## The request
Only the number is wanted: count the lines that include the word "Bútorok".

_ _ _ _ _ _ _

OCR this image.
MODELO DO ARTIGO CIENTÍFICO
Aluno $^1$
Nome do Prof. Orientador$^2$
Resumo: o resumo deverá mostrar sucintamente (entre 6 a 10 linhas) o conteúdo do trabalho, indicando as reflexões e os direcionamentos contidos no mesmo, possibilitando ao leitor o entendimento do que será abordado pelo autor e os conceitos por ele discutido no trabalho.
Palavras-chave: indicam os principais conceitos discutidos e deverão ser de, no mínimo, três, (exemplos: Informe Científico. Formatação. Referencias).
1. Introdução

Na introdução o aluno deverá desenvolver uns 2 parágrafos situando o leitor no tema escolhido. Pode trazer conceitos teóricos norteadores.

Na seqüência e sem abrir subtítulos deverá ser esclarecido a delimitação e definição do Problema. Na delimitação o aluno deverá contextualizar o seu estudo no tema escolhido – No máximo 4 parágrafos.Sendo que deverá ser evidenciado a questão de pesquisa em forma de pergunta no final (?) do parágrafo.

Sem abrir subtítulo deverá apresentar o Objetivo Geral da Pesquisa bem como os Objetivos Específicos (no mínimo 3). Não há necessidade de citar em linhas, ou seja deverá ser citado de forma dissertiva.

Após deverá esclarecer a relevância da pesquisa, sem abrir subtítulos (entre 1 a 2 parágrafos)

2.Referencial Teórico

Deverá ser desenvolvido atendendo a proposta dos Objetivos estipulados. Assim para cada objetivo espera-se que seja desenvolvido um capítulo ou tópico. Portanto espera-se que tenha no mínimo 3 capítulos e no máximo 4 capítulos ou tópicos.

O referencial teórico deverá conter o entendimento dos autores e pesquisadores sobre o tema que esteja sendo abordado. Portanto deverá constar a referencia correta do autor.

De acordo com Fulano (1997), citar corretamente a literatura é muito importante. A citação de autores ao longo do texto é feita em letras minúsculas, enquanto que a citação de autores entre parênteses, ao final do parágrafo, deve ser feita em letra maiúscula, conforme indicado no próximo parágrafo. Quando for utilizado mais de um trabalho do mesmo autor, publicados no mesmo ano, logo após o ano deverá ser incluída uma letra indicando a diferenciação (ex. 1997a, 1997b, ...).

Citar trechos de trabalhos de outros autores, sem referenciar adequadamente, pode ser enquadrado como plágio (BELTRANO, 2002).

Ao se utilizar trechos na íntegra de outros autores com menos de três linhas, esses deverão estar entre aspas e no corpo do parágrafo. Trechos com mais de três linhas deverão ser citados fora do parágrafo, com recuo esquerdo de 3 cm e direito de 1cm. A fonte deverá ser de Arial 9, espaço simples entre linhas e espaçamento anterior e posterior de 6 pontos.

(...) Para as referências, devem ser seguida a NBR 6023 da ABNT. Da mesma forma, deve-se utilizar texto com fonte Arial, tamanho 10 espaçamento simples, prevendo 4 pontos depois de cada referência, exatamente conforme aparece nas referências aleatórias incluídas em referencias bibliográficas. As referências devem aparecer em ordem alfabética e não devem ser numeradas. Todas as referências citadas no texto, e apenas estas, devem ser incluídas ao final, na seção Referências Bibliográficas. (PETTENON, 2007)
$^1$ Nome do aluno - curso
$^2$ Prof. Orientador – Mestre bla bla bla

_ _ _ _ _ _ _

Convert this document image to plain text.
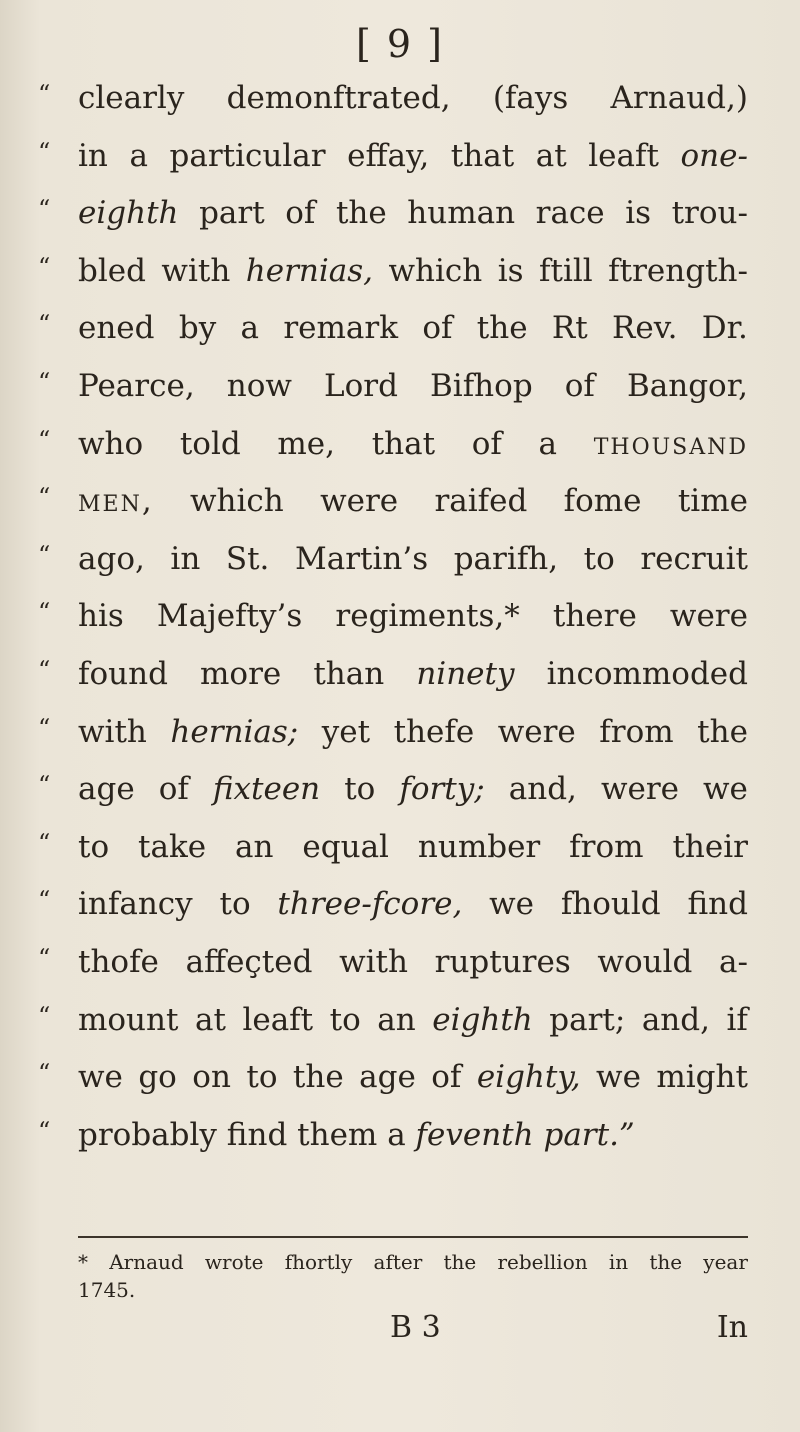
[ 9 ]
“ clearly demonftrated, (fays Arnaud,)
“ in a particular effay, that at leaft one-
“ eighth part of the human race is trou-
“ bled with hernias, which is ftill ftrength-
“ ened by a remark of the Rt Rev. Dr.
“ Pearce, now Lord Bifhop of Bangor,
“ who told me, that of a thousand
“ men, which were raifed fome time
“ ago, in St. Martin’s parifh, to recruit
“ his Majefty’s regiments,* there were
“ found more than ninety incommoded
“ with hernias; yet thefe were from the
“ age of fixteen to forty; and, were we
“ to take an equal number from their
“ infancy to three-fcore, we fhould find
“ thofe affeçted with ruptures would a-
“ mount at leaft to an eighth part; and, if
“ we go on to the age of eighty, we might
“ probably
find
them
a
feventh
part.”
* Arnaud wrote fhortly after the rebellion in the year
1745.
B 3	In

_ _ _ _ _ _ _

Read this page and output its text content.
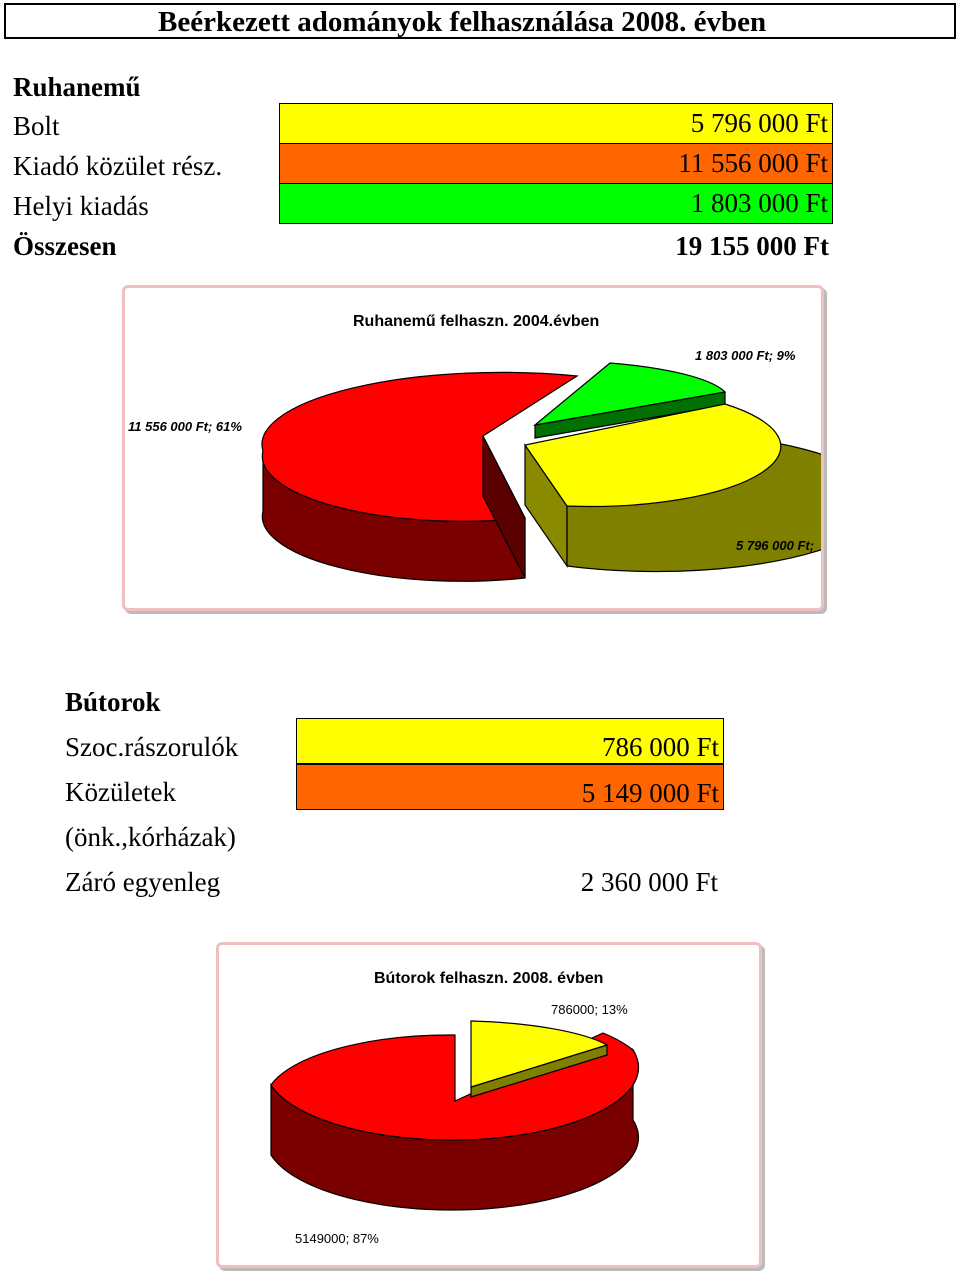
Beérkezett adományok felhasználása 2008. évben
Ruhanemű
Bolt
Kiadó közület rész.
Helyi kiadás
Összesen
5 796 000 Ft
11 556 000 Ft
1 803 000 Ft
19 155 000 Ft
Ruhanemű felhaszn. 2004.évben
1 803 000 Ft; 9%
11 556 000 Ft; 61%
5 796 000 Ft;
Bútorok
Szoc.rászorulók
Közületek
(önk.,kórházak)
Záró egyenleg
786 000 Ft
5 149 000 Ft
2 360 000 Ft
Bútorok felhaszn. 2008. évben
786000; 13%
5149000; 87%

_ _ _ _ _ _ _

## Solution
2